> _Work required_
Copy all lines below exactly as written. Leave pictures out.

:: Data for this task ::

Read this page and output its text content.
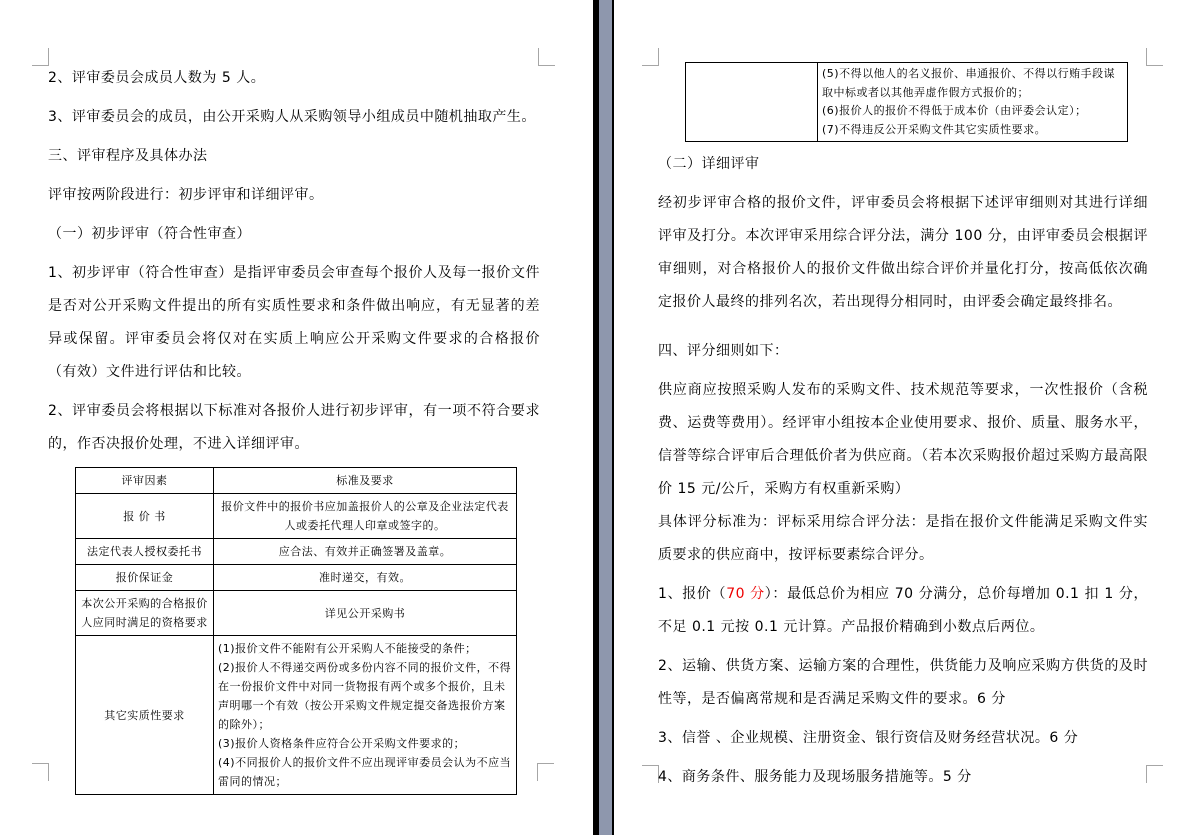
2、评审委员会成员人数为 5 人。

3、评审委员会的成员，由公开采购人从采购领导小组成员中随机抽取产生。

三、评审程序及具体办法

评审按两阶段进行：初步评审和详细评审。

（一）初步评审（符合性审查）

1、初步评审（符合性审查）是指评审委员会审查每个报价人及每一报价文件是否对公开采购文件提出的所有实质性要求和条件做出响应，有无显著的差异或保留。评审委员会将仅对在实质上响应公开采购文件要求的合格报价（有效）文件进行评估和比较。

2、评审委员会将根据以下标准对各报价人进行初步评审，有一项不符合要求的，作否决报价处理，不进入详细评审。

评审因素	标准及要求
报 价 书	报价文件中的报价书应加盖报价人的公章及企业法定代表人或委托代理人印章或签字的。
法定代表人授权委托书	应合法、有效并正确签署及盖章。
报价保证金	准时递交，有效。
本次公开采购的合格报价人应同时满足的资格要求	详见公开采购书
其它实质性要求	(1)报价文件不能附有公开采购人不能接受的条件；
(2)报价人不得递交两份或多份内容不同的报价文件，不得在一份报价文件中对同一货物报有两个或多个报价，且未声明哪一个有效（按公开采购文件规定提交备选报价方案的除外）；
(3)报价人资格条件应符合公开采购文件要求的；
(4)不同报价人的报价文件不应出现评审委员会认为不应当雷同的情况；

(5)不得以他人的名义报价、串通报价、不得以行贿手段谋取中标或者以其他弄虚作假方式报价的；
(6)报价人的报价不得低于成本价（由评委会认定）；
(7)不得违反公开采购文件其它实质性要求。
（二）详细评审

经初步评审合格的报价文件，评审委员会将根据下述评审细则对其进行详细评审及打分。本次评审采用综合评分法，满分 100 分，由评审委员会根据评审细则，对合格报价人的报价文件做出综合评价并量化打分，按高低依次确定报价人最终的排列名次，若出现得分相同时，由评委会确定最终排名。

四、评分细则如下：

供应商应按照采购人发布的采购文件、技术规范等要求，一次性报价（含税费、运费等费用）。经评审小组按本企业使用要求、报价、质量、服务水平，信誉等综合评审后合理低价者为供应商。（若本次采购报价超过采购方最高限价 15 元/公斤，采购方有权重新采购）

具体评分标准为：评标采用综合评分法：是指在报价文件能满足采购文件实质要求的供应商中，按评标要素综合评分。

1、报价（70 分）：最低总价为相应 70 分满分，总价每增加 0.1 扣 1 分，不足 0.1 元按 0.1 元计算。产品报价精确到小数点后两位。

2、运输、供货方案、运输方案的合理性，供货能力及响应采购方供货的及时性等，是否偏离常规和是否满足采购文件的要求。6 分

3、信誉 、企业规模、注册资金、银行资信及财务经营状况。6 分

4、商务条件、服务能力及现场服务措施等。5 分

:::

> _Answer to the task_
Read this page and output its text content.
2、评审委员会成员人数为 5 人。

3、评审委员会的成员，由公开采购人从采购领导小组成员中随机抽取产生。

三、评审程序及具体办法

评审按两阶段进行：初步评审和详细评审。

（一）初步评审（符合性审查）

1、初步评审（符合性审查）是指评审委员会审查每个报价人及每一报价文件是否对公开采购文件提出的所有实质性要求和条件做出响应，有无显著的差异或保留。评审委员会将仅对在实质上响应公开采购文件要求的合格报价（有效）文件进行评估和比较。

2、评审委员会将根据以下标准对各报价人进行初步评审，有一项不符合要求的，作否决报价处理，不进入详细评审。

评审因素	标准及要求
报 价 书	报价文件中的报价书应加盖报价人的公章及企业法定代表人或委托代理人印章或签字的。
法定代表人授权委托书	应合法、有效并正确签署及盖章。
报价保证金	准时递交，有效。
本次公开采购的合格报价人应同时满足的资格要求	详见公开采购书
其它实质性要求	(1)报价文件不能附有公开采购人不能接受的条件；
(2)报价人不得递交两份或多份内容不同的报价文件，不得在一份报价文件中对同一货物报有两个或多个报价，且未声明哪一个有效（按公开采购文件规定提交备选报价方案的除外）；
(3)报价人资格条件应符合公开采购文件要求的；
(4)不同报价人的报价文件不应出现评审委员会认为不应当雷同的情况；

(5)不得以他人的名义报价、串通报价、不得以行贿手段谋取中标或者以其他弄虚作假方式报价的；
(6)报价人的报价不得低于成本价（由评委会认定）；
(7)不得违反公开采购文件其它实质性要求。
（二）详细评审

经初步评审合格的报价文件，评审委员会将根据下述评审细则对其进行详细评审及打分。本次评审采用综合评分法，满分 100 分，由评审委员会根据评审细则，对合格报价人的报价文件做出综合评价并量化打分，按高低依次确定报价人最终的排列名次，若出现得分相同时，由评委会确定最终排名。

四、评分细则如下：

供应商应按照采购人发布的采购文件、技术规范等要求，一次性报价（含税费、运费等费用）。经评审小组按本企业使用要求、报价、质量、服务水平，信誉等综合评审后合理低价者为供应商。（若本次采购报价超过采购方最高限价 15 元/公斤，采购方有权重新采购）

具体评分标准为：评标采用综合评分法：是指在报价文件能满足采购文件实质要求的供应商中，按评标要素综合评分。

1、报价（70 分）：最低总价为相应 70 分满分，总价每增加 0.1 扣 1 分，不足 0.1 元按 0.1 元计算。产品报价精确到小数点后两位。

2、运输、供货方案、运输方案的合理性，供货能力及响应采购方供货的及时性等，是否偏离常规和是否满足采购文件的要求。6 分

3、信誉 、企业规模、注册资金、银行资信及财务经营状况。6 分

4、商务条件、服务能力及现场服务措施等。5 分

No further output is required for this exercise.